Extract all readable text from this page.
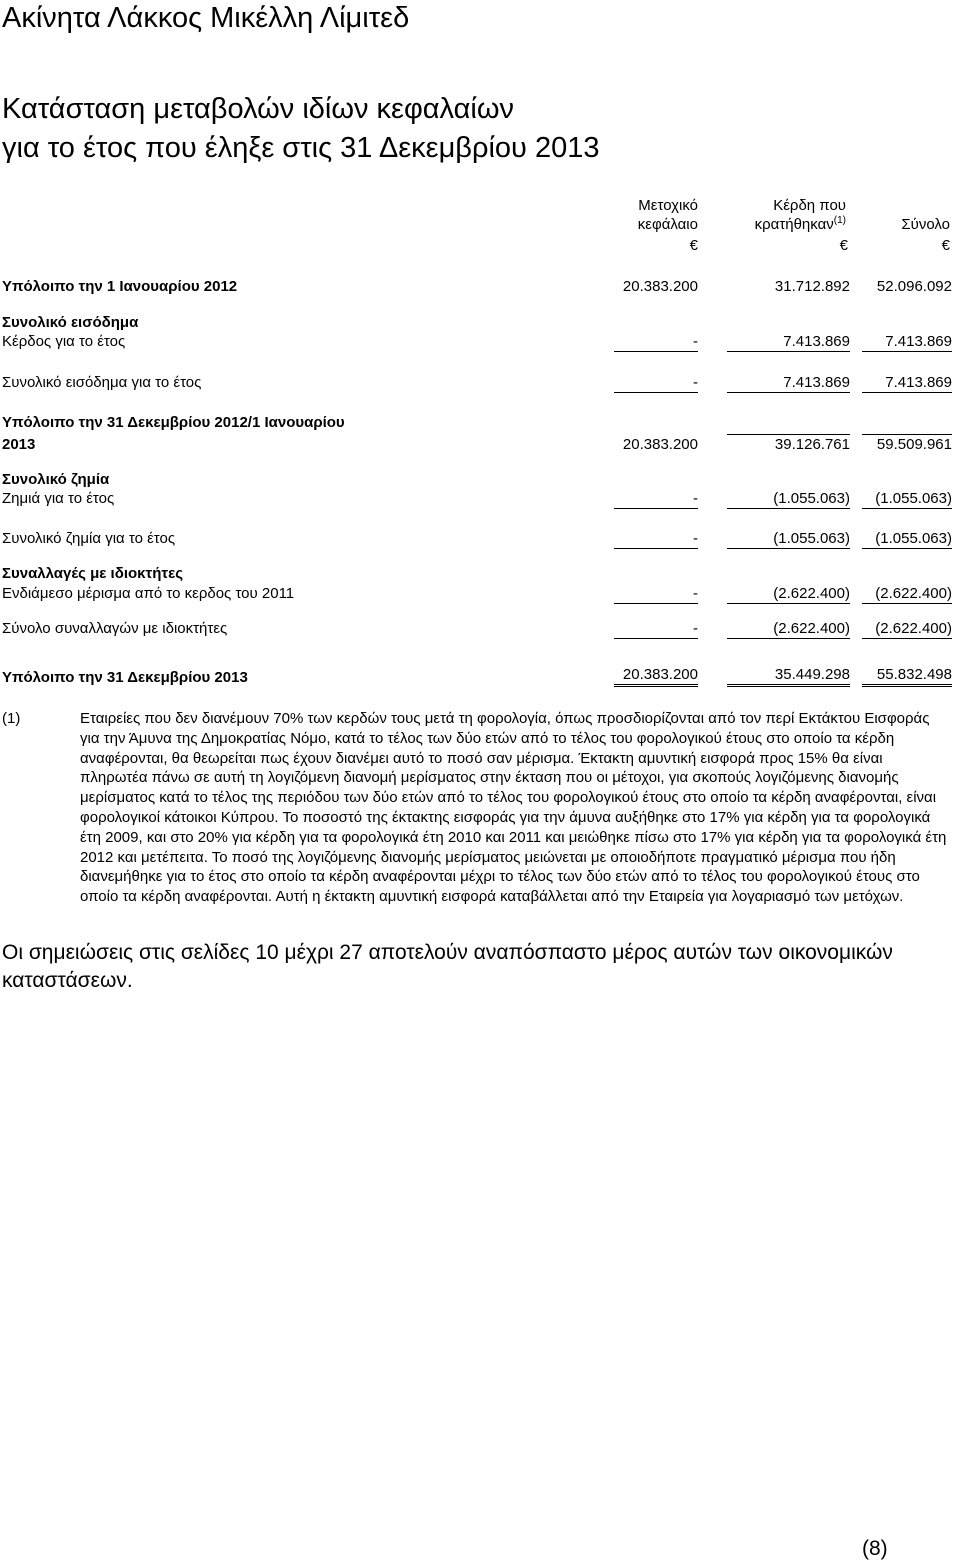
Ακίνητα Λάκκος Μικέλλη Λίμιτεδ
Κατάσταση μεταβολών ιδίων κεφαλαίων
για το έτος που έληξε στις 31 Δεκεμβρίου 2013
Μετοχικό
κεφάλαιο
Κέρδη που
κρατήθηκαν$^{(1)}$	Σύνολο
€	€	€
Υπόλοιπο την 1 Ιανουαρίου 2012	20.383.200	31.712.892	52.096.092
Συνολικό εισόδημα
Κέρδος για το έτος	-	7.413.869	7.413.869
Συνολικό εισόδημα για το έτος	-	7.413.869	7.413.869
Υπόλοιπο την 31 Δεκεμβρίου 2012/1 Ιανουαρίου
2013	20.383.200	39.126.761	59.509.961
Συνολικό ζημία
Ζημιά για το έτος	-	(1.055.063)	(1.055.063)
Συνολικό ζημία για το έτος	-	(1.055.063)	(1.055.063)
Συναλλαγές με ιδιοκτήτες
Ενδιάμεσο μέρισμα από το κερδος του 2011	-	(2.622.400)	(2.622.400)
Σύνολο συναλλαγών με ιδιοκτήτες	-	(2.622.400)	(2.622.400)
Υπόλοιπο την 31 Δεκεμβρίου 2013	20.383.200	35.449.298	55.832.498
(1)	Εταιρείες που δεν διανέμουν 70% των κερδών τους μετά τη φορολογία, όπως προσδιορίζονται από τον περί Εκτάκτου Εισφοράς για την Άμυνα της Δημοκρατίας Νόμο, κατά το τέλος των δύο ετών από το τέλος του φορολογικού έτους στο οποίο τα κέρδη αναφέρονται, θα θεωρείται πως έχουν διανέμει αυτό το ποσό σαν μέρισμα. Έκτακτη αμυντική εισφορά προς 15% θα είναι πληρωτέα πάνω σε αυτή τη λογιζόμενη διανομή μερίσματος στην έκταση που οι μέτοχοι, για σκοπούς λογιζόμενης διανομής μερίσματος κατά το τέλος της περιόδου των δύο ετών από το τέλος του φορολογικού έτους στο οποίο τα κέρδη αναφέρονται, είναι φορολογικοί κάτοικοι Κύπρου. Το ποσοστό της έκτακτης εισφοράς για την άμυνα αυξήθηκε στο 17% για κέρδη για τα φορολογικά έτη 2009, και στο 20% για κέρδη για τα φορολογικά έτη 2010 και 2011 και μειώθηκε πίσω στο 17% για κέρδη για τα φορολογικά έτη 2012 και μετέπειτα. Το ποσό της λογιζόμενης διανομής μερίσματος μειώνεται με οποιοδήποτε πραγματικό μέρισμα που ήδη διανεμήθηκε για το έτος στο οποίο τα κέρδη αναφέρονται μέχρι το τέλος των δύο ετών από το τέλος του φορολογικού έτους στο οποίο τα κέρδη αναφέρονται. Αυτή η έκτακτη αμυντική εισφορά καταβάλλεται από την Εταιρεία για λογαριασμό των μετόχων.
Οι σημειώσεις στις σελίδες 10 μέχρι 27 αποτελούν αναπόσπαστο μέρος αυτών των οικονομικών καταστάσεων.
(8)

• SHORT PROBLEM:
Every line containing the string "Δεκεμβρίου" must be listed.

• THE RESPONSE:
για το έτος που έληξε στις 31 Δεκεμβρίου 2013
Υπόλοιπο την 31 Δεκεμβρίου 2012/1 Ιανουαρίου
Υπόλοιπο την 31 Δεκεμβρίου 2013	20.383.200	35.449.298	55.832.498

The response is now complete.